§ Collection entries
++++

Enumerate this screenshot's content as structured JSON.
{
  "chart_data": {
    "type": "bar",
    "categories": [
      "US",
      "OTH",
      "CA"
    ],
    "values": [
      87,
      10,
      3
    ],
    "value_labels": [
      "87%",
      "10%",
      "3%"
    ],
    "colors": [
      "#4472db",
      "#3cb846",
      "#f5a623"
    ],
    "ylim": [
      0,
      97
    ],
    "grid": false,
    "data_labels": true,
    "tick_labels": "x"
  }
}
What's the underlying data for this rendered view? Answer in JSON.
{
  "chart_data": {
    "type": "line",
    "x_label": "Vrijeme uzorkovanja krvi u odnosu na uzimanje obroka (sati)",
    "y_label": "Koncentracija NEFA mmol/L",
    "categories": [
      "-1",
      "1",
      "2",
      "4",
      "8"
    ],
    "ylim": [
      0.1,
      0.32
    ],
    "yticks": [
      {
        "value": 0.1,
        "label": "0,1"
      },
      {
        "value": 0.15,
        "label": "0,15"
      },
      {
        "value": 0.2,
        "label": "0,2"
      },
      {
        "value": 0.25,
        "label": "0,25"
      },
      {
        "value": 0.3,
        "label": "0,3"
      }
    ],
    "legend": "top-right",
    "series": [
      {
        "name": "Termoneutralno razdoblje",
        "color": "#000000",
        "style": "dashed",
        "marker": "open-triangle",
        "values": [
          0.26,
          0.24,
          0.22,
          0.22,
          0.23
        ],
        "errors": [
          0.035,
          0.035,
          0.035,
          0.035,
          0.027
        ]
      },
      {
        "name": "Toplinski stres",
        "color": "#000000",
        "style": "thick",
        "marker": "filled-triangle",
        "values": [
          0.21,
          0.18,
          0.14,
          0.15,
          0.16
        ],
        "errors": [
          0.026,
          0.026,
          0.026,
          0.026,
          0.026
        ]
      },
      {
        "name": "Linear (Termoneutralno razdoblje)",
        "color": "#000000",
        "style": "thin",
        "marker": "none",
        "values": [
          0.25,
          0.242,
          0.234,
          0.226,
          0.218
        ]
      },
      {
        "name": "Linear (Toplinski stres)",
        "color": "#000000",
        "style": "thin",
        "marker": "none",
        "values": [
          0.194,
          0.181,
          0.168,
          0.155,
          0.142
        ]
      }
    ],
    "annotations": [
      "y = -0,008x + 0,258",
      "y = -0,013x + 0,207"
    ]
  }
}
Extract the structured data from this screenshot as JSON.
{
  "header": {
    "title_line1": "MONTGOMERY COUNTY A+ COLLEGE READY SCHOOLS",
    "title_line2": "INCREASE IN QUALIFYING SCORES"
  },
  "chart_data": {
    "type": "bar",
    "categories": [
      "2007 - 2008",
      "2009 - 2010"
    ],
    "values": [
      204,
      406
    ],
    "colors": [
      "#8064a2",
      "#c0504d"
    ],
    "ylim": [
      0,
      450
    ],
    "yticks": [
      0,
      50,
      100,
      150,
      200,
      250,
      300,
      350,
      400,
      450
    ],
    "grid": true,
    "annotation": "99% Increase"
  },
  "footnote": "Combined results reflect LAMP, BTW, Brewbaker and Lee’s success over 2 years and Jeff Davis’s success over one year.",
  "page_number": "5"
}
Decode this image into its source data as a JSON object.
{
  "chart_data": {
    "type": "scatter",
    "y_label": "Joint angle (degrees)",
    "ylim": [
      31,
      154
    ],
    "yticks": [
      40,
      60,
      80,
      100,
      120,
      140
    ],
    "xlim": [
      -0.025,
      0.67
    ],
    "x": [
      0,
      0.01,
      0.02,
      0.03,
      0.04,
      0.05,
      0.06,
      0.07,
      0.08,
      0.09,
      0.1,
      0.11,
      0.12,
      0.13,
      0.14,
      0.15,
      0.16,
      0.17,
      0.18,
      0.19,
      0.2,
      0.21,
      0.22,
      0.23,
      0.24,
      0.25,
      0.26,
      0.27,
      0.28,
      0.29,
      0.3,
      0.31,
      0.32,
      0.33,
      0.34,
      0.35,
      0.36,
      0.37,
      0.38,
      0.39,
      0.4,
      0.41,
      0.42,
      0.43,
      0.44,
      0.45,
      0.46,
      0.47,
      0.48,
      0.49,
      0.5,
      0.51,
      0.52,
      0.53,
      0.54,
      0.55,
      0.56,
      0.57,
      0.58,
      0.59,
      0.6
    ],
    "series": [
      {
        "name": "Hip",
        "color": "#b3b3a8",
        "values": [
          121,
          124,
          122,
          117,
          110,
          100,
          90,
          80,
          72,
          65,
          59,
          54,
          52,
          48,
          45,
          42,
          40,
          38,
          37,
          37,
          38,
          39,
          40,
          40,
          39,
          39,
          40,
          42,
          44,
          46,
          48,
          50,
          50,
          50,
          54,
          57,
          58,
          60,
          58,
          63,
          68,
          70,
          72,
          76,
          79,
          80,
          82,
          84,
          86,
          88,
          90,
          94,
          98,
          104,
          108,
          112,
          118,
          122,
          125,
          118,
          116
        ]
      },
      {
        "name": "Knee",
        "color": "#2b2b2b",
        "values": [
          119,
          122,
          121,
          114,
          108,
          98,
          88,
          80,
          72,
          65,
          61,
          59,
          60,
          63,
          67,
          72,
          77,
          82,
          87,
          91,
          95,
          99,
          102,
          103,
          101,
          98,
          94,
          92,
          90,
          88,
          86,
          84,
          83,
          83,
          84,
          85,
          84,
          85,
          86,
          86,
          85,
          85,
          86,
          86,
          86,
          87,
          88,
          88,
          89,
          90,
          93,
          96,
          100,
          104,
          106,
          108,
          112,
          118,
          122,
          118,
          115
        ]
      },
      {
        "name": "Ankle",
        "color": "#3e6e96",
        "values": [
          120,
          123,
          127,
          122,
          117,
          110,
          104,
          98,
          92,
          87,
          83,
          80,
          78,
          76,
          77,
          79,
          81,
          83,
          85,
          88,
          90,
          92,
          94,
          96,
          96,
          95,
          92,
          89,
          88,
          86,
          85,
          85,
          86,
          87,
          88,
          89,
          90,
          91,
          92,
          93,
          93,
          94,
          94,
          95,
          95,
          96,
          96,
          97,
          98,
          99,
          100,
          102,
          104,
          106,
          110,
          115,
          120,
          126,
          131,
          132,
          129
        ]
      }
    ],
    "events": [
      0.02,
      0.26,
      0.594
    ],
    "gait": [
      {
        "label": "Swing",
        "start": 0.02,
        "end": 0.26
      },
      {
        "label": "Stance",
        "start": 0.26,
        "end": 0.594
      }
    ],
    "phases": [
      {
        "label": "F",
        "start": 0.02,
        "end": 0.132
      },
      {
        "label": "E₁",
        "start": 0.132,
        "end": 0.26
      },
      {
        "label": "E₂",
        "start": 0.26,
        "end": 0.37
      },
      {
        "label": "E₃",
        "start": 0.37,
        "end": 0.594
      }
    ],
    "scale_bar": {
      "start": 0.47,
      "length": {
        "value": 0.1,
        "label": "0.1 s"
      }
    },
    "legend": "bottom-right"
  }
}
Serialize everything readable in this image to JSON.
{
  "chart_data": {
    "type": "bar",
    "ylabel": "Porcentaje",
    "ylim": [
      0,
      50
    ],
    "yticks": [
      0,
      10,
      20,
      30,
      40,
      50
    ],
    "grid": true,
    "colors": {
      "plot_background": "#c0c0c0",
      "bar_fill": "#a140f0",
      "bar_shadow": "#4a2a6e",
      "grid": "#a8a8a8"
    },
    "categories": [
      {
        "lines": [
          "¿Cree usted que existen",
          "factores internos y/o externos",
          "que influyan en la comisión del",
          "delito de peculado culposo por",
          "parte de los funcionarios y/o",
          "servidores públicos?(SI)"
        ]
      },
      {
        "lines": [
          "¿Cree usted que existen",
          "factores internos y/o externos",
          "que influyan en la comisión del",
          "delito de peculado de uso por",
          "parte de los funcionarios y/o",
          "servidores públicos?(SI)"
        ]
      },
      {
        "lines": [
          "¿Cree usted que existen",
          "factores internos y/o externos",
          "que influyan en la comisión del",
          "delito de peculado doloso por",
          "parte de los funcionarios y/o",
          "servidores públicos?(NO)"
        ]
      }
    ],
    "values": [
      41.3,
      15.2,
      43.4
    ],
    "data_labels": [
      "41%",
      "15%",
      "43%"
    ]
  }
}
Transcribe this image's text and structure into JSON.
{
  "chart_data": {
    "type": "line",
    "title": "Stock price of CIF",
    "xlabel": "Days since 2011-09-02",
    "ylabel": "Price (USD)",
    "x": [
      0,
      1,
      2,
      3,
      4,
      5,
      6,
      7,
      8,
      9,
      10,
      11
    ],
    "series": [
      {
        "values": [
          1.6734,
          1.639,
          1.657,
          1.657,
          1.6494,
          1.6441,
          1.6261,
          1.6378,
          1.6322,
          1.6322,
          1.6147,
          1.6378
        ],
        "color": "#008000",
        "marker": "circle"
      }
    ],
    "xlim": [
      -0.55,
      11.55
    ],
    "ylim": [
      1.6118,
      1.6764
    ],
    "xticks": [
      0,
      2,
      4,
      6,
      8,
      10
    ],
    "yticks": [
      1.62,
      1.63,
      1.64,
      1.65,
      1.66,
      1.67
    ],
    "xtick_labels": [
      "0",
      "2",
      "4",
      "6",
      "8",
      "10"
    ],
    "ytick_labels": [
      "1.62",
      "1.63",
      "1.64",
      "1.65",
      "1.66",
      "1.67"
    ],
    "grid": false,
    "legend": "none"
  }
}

++++

§ Problem to work on
From the entries above, copy every line where the word "name" shows up.

§ The output
        "name": "Termoneutralno razdoblje",
        "name": "Toplinski stres",
        "name": "Linear (Termoneutralno razdoblje)",
        "name": "Linear (Toplinski stres)",
        "name": "Hip",
        "name": "Knee",
        "name": "Ankle",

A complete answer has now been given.